* **Written request**:
Print the listing below in its entirety, character for character.

* **Supplied data**:
-- -- --

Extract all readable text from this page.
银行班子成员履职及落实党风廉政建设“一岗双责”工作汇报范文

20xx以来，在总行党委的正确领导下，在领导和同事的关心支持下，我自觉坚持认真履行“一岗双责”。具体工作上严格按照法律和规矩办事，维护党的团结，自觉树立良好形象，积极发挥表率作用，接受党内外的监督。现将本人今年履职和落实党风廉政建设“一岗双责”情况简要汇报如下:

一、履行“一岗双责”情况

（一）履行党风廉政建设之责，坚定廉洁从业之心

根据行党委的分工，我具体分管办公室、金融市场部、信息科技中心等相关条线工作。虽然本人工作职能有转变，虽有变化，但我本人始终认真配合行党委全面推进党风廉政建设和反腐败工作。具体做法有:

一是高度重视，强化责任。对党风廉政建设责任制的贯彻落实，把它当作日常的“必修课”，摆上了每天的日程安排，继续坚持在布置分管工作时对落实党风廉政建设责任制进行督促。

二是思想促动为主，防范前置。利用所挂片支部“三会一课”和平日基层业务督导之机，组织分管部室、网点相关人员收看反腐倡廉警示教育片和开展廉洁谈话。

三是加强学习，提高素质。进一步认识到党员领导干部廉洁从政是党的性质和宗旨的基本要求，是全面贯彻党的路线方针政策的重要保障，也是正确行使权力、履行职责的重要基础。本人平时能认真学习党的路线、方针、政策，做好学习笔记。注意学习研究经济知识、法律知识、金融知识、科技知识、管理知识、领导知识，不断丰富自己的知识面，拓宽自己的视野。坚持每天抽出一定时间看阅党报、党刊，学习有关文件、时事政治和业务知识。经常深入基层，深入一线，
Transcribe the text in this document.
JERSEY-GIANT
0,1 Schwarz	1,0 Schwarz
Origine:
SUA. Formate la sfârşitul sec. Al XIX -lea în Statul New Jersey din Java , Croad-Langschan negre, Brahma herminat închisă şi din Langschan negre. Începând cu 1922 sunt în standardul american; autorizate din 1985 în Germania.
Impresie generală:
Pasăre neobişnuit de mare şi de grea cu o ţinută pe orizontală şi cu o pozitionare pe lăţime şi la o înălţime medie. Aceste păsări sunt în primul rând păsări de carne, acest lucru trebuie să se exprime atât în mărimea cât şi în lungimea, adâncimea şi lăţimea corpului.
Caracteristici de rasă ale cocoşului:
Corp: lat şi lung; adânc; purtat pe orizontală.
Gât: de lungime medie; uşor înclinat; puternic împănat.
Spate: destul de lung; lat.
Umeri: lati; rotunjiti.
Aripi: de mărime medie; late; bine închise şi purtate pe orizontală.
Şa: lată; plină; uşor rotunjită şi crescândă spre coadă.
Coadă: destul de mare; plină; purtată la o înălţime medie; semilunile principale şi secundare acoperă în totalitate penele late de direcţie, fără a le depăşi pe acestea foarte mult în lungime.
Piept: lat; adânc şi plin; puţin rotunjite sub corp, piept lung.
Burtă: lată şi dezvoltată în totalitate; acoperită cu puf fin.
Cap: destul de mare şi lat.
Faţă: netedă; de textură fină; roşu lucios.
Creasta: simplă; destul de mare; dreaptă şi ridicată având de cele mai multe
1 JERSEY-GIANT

-- -- --

* **Right answer**:
Extract all readable text from this page.
银行班子成员履职及落实党风廉政建设“一岗双责”工作汇报范文

20xx以来，在总行党委的正确领导下，在领导和同事的关心支持下，我自觉坚持认真履行“一岗双责”。具体工作上严格按照法律和规矩办事，维护党的团结，自觉树立良好形象，积极发挥表率作用，接受党内外的监督。现将本人今年履职和落实党风廉政建设“一岗双责”情况简要汇报如下:

一、履行“一岗双责”情况

（一）履行党风廉政建设之责，坚定廉洁从业之心

根据行党委的分工，我具体分管办公室、金融市场部、信息科技中心等相关条线工作。虽然本人工作职能有转变，虽有变化，但我本人始终认真配合行党委全面推进党风廉政建设和反腐败工作。具体做法有:

一是高度重视，强化责任。对党风廉政建设责任制的贯彻落实，把它当作日常的“必修课”，摆上了每天的日程安排，继续坚持在布置分管工作时对落实党风廉政建设责任制进行督促。

二是思想促动为主，防范前置。利用所挂片支部“三会一课”和平日基层业务督导之机，组织分管部室、网点相关人员收看反腐倡廉警示教育片和开展廉洁谈话。

三是加强学习，提高素质。进一步认识到党员领导干部廉洁从政是党的性质和宗旨的基本要求，是全面贯彻党的路线方针政策的重要保障，也是正确行使权力、履行职责的重要基础。本人平时能认真学习党的路线、方针、政策，做好学习笔记。注意学习研究经济知识、法律知识、金融知识、科技知识、管理知识、领导知识，不断丰富自己的知识面，拓宽自己的视野。坚持每天抽出一定时间看阅党报、党刊，学习有关文件、时事政治和业务知识。经常深入基层，深入一线，
Transcribe the text in this document.
JERSEY-GIANT
0,1 Schwarz	1,0 Schwarz
Origine:
SUA. Formate la sfârşitul sec. Al XIX -lea în Statul New Jersey din Java , Croad-Langschan negre, Brahma herminat închisă şi din Langschan negre. Începând cu 1922 sunt în standardul american; autorizate din 1985 în Germania.
Impresie generală:
Pasăre neobişnuit de mare şi de grea cu o ţinută pe orizontală şi cu o pozitionare pe lăţime şi la o înălţime medie. Aceste păsări sunt în primul rând păsări de carne, acest lucru trebuie să se exprime atât în mărimea cât şi în lungimea, adâncimea şi lăţimea corpului.
Caracteristici de rasă ale cocoşului:
Corp: lat şi lung; adânc; purtat pe orizontală.
Gât: de lungime medie; uşor înclinat; puternic împănat.
Spate: destul de lung; lat.
Umeri: lati; rotunjiti.
Aripi: de mărime medie; late; bine închise şi purtate pe orizontală.
Şa: lată; plină; uşor rotunjită şi crescândă spre coadă.
Coadă: destul de mare; plină; purtată la o înălţime medie; semilunile principale şi secundare acoperă în totalitate penele late de direcţie, fără a le depăşi pe acestea foarte mult în lungime.
Piept: lat; adânc şi plin; puţin rotunjite sub corp, piept lung.
Burtă: lată şi dezvoltată în totalitate; acoperită cu puf fin.
Cap: destul de mare şi lat.
Faţă: netedă; de textură fină; roşu lucios.
Creasta: simplă; destul de mare; dreaptă şi ridicată având de cele mai multe
1 JERSEY-GIANT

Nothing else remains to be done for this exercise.